_TASK GOAL_.
Extract the records below word for word and ignore the images.

_SUPPLIED DATA_.
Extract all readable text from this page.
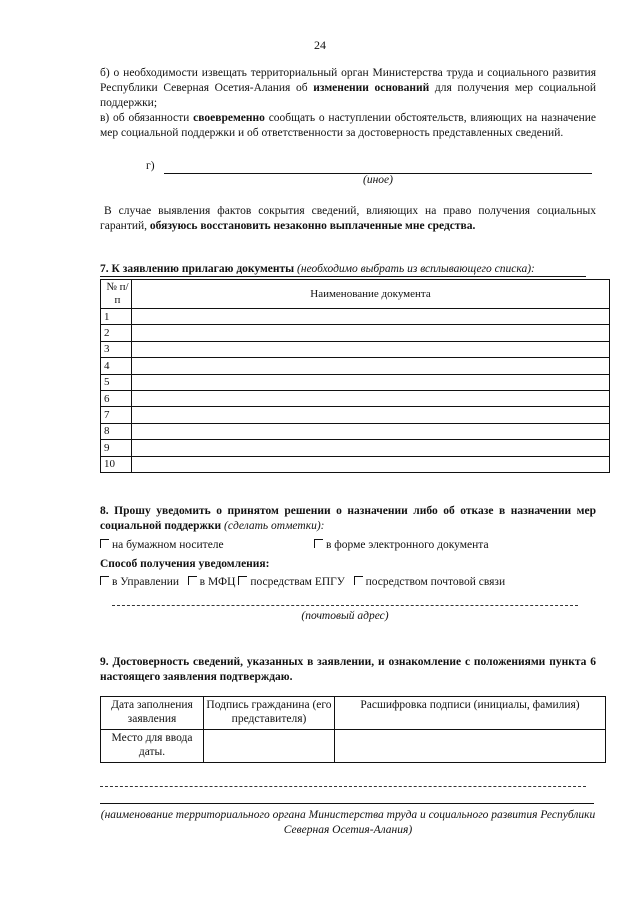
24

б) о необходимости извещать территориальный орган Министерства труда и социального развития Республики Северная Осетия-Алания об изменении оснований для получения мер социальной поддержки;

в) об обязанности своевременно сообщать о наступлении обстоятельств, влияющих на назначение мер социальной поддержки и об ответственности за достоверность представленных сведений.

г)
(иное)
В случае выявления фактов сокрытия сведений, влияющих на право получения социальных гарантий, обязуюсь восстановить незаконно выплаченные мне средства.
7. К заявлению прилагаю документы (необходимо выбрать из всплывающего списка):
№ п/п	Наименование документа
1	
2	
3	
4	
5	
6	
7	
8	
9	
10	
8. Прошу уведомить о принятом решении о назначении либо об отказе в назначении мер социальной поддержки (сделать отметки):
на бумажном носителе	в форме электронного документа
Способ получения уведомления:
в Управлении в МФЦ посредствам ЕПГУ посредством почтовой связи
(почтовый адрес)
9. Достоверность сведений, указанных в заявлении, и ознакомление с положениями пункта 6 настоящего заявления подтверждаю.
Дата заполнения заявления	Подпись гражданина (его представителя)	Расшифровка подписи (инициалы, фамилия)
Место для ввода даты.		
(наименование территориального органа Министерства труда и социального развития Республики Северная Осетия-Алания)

_CORRECT RESULT_.
Extract all readable text from this page.
24

б) о необходимости извещать территориальный орган Министерства труда и социального развития Республики Северная Осетия-Алания об изменении оснований для получения мер социальной поддержки;

в) об обязанности своевременно сообщать о наступлении обстоятельств, влияющих на назначение мер социальной поддержки и об ответственности за достоверность представленных сведений.

г)
(иное)
В случае выявления фактов сокрытия сведений, влияющих на право получения социальных гарантий, обязуюсь восстановить незаконно выплаченные мне средства.
7. К заявлению прилагаю документы (необходимо выбрать из всплывающего списка):
№ п/п	Наименование документа
1	
2	
3	
4	
5	
6	
7	
8	
9	
10	
8. Прошу уведомить о принятом решении о назначении либо об отказе в назначении мер социальной поддержки (сделать отметки):
на бумажном носителе	в форме электронного документа
Способ получения уведомления:
в Управлении в МФЦ посредствам ЕПГУ посредством почтовой связи
(почтовый адрес)
9. Достоверность сведений, указанных в заявлении, и ознакомление с положениями пункта 6 настоящего заявления подтверждаю.
Дата заполнения заявления	Подпись гражданина (его представителя)	Расшифровка подписи (инициалы, фамилия)
Место для ввода даты.		
(наименование территориального органа Министерства труда и социального развития Республики Северная Осетия-Алания)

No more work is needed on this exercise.